--- Work required ---
Write out exactly the lines from the one containing "What does this" through the last line of the records below, including both.

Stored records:
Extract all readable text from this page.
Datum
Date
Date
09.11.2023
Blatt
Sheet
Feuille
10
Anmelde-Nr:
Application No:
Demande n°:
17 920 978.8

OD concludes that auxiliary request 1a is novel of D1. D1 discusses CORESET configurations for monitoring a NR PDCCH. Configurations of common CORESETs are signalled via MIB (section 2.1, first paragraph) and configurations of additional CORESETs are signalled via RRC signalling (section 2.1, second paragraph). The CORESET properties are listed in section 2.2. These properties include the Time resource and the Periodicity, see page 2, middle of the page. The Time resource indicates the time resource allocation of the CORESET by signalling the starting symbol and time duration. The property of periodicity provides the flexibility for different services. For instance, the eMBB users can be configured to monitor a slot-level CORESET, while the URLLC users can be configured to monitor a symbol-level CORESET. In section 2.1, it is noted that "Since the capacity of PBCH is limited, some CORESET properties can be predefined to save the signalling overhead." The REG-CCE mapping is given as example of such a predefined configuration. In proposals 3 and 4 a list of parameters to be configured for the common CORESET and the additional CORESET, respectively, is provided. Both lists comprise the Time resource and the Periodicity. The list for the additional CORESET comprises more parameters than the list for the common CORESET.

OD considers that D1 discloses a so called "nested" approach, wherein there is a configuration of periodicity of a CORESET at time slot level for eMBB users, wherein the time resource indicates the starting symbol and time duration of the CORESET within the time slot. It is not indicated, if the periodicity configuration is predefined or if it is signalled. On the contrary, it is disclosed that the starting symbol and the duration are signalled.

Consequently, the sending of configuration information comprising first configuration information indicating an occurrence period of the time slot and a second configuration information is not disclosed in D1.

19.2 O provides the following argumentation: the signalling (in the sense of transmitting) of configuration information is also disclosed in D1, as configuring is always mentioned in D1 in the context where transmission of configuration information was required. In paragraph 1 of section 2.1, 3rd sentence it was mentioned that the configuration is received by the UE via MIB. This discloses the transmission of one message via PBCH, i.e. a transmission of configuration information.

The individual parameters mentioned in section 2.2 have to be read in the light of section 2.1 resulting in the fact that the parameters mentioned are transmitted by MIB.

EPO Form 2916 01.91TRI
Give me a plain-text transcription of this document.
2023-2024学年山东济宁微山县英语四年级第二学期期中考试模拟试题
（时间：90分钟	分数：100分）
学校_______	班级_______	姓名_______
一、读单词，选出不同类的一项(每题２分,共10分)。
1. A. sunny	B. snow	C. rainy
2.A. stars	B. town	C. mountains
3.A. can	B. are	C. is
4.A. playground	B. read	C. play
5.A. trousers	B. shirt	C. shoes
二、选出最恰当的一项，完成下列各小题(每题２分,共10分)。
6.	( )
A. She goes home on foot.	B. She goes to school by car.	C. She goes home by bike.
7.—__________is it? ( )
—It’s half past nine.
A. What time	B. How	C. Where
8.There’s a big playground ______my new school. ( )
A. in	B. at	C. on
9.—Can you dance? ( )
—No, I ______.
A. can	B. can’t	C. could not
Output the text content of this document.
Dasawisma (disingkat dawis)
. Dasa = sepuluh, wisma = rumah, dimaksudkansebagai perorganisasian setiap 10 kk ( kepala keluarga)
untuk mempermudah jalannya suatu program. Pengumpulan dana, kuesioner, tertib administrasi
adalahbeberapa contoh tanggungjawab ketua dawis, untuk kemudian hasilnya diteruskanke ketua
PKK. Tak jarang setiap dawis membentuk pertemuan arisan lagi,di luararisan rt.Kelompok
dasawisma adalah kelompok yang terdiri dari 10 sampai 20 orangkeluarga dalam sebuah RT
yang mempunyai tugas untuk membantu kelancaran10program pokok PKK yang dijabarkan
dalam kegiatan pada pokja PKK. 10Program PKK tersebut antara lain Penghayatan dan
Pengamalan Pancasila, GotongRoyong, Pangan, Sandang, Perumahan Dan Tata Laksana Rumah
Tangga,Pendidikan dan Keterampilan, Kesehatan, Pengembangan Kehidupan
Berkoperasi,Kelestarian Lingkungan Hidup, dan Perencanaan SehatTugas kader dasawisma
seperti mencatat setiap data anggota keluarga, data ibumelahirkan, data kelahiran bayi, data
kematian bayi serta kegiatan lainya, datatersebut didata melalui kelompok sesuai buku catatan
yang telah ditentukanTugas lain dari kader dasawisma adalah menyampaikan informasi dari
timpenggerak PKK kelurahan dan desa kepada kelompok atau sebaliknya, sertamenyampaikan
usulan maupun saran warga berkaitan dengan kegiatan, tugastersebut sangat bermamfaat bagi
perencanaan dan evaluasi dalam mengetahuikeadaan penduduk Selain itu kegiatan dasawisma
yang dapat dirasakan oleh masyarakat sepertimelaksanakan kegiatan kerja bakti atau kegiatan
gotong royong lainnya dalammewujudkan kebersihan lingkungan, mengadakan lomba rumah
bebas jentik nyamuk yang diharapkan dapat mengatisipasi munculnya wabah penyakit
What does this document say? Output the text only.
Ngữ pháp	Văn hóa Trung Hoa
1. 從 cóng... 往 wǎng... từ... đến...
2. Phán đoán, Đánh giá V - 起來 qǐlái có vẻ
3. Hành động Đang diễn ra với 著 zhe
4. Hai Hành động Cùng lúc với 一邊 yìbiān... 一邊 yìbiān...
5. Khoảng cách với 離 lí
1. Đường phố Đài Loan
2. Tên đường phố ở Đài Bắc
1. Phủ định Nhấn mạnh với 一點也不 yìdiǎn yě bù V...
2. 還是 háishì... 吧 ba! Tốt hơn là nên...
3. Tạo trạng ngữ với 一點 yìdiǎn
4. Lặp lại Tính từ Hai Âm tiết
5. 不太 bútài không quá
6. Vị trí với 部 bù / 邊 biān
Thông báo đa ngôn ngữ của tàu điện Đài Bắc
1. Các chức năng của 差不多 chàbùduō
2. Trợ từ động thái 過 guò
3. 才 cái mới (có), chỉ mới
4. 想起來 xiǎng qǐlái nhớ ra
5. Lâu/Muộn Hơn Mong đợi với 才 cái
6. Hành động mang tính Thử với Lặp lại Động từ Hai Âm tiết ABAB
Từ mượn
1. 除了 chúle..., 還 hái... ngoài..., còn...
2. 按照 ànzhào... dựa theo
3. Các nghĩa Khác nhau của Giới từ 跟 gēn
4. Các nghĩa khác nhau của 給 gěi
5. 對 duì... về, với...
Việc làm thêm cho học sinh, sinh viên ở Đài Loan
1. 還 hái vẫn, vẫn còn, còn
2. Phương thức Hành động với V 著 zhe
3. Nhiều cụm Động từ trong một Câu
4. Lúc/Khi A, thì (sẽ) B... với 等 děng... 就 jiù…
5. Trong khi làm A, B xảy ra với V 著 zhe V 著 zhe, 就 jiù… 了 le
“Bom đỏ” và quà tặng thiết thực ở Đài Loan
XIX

--- Result of the task ---
What does this document say? Output the text only.
Ngữ pháp	Văn hóa Trung Hoa
1. 從 cóng... 往 wǎng... từ... đến...
2. Phán đoán, Đánh giá V - 起來 qǐlái có vẻ
3. Hành động Đang diễn ra với 著 zhe
4. Hai Hành động Cùng lúc với 一邊 yìbiān... 一邊 yìbiān...
5. Khoảng cách với 離 lí
1. Đường phố Đài Loan
2. Tên đường phố ở Đài Bắc
1. Phủ định Nhấn mạnh với 一點也不 yìdiǎn yě bù V...
2. 還是 háishì... 吧 ba! Tốt hơn là nên...
3. Tạo trạng ngữ với 一點 yìdiǎn
4. Lặp lại Tính từ Hai Âm tiết
5. 不太 bútài không quá
6. Vị trí với 部 bù / 邊 biān
Thông báo đa ngôn ngữ của tàu điện Đài Bắc
1. Các chức năng của 差不多 chàbùduō
2. Trợ từ động thái 過 guò
3. 才 cái mới (có), chỉ mới
4. 想起來 xiǎng qǐlái nhớ ra
5. Lâu/Muộn Hơn Mong đợi với 才 cái
6. Hành động mang tính Thử với Lặp lại Động từ Hai Âm tiết ABAB
Từ mượn
1. 除了 chúle..., 還 hái... ngoài..., còn...
2. 按照 ànzhào... dựa theo
3. Các nghĩa Khác nhau của Giới từ 跟 gēn
4. Các nghĩa khác nhau của 給 gěi
5. 對 duì... về, với...
Việc làm thêm cho học sinh, sinh viên ở Đài Loan
1. 還 hái vẫn, vẫn còn, còn
2. Phương thức Hành động với V 著 zhe
3. Nhiều cụm Động từ trong một Câu
4. Lúc/Khi A, thì (sẽ) B... với 等 děng... 就 jiù…
5. Trong khi làm A, B xảy ra với V 著 zhe V 著 zhe, 就 jiù… 了 le
“Bom đỏ” và quà tặng thiết thực ở Đài Loan
XIX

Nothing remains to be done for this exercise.